→ **What you are asked to do**
Without the images, print all the entries below exactly as given.

→ **Stored data**

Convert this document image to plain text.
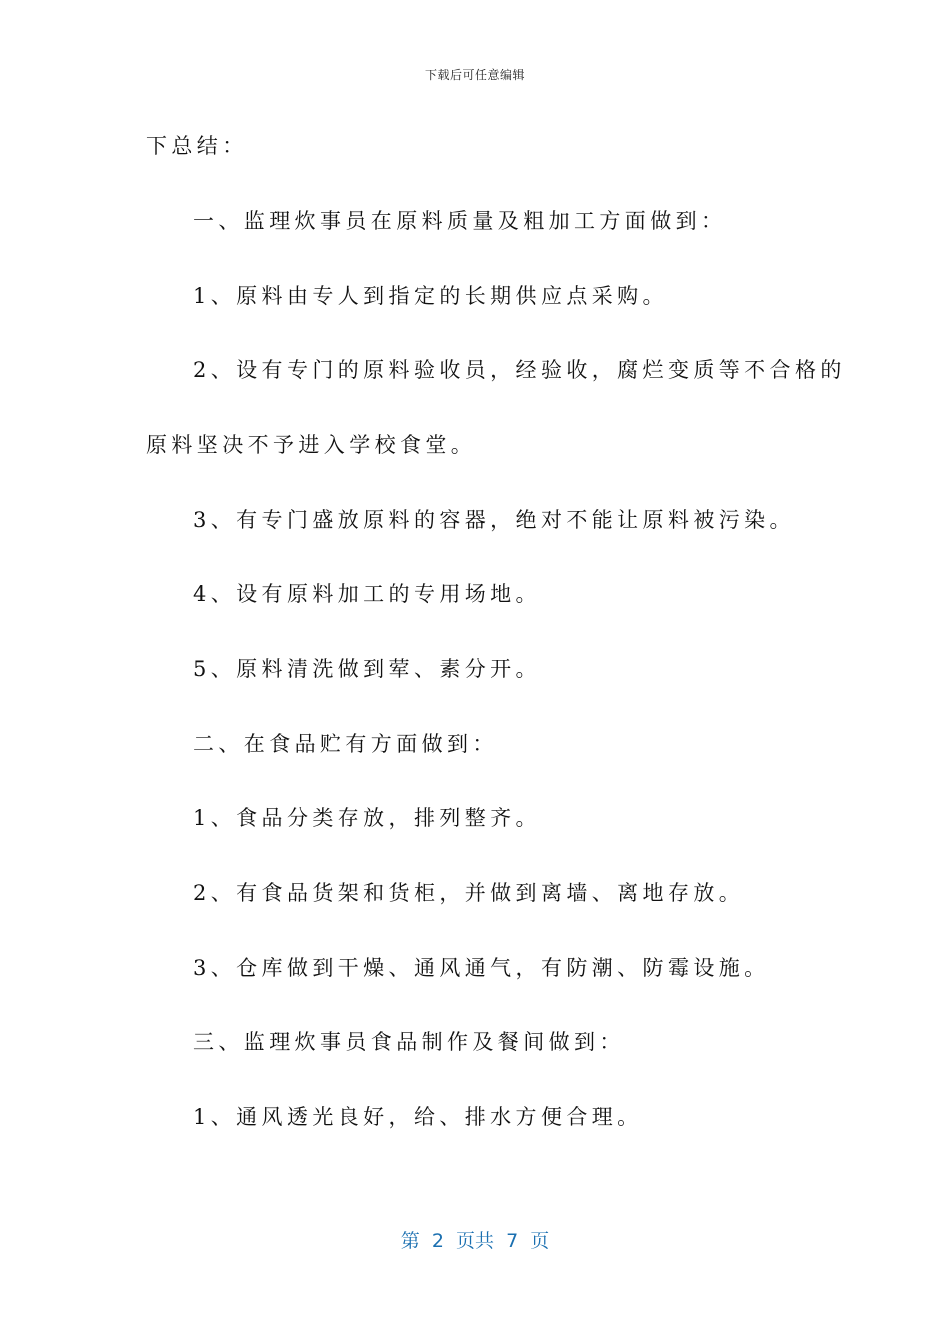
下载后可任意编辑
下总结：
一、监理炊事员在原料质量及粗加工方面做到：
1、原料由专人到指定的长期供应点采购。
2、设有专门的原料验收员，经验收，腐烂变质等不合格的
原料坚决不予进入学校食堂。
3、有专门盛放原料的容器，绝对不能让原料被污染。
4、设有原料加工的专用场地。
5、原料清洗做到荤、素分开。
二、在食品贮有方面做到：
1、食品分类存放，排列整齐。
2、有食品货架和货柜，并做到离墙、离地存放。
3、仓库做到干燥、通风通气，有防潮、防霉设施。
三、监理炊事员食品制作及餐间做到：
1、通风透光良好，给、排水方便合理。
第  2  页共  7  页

→ **Output**
Convert this document image to plain text.
下载后可任意编辑
下总结：
一、监理炊事员在原料质量及粗加工方面做到：
1、原料由专人到指定的长期供应点采购。
2、设有专门的原料验收员，经验收，腐烂变质等不合格的
原料坚决不予进入学校食堂。
3、有专门盛放原料的容器，绝对不能让原料被污染。
4、设有原料加工的专用场地。
5、原料清洗做到荤、素分开。
二、在食品贮有方面做到：
1、食品分类存放，排列整齐。
2、有食品货架和货柜，并做到离墙、离地存放。
3、仓库做到干燥、通风通气，有防潮、防霉设施。
三、监理炊事员食品制作及餐间做到：
1、通风透光良好，给、排水方便合理。
第  2  页共  7  页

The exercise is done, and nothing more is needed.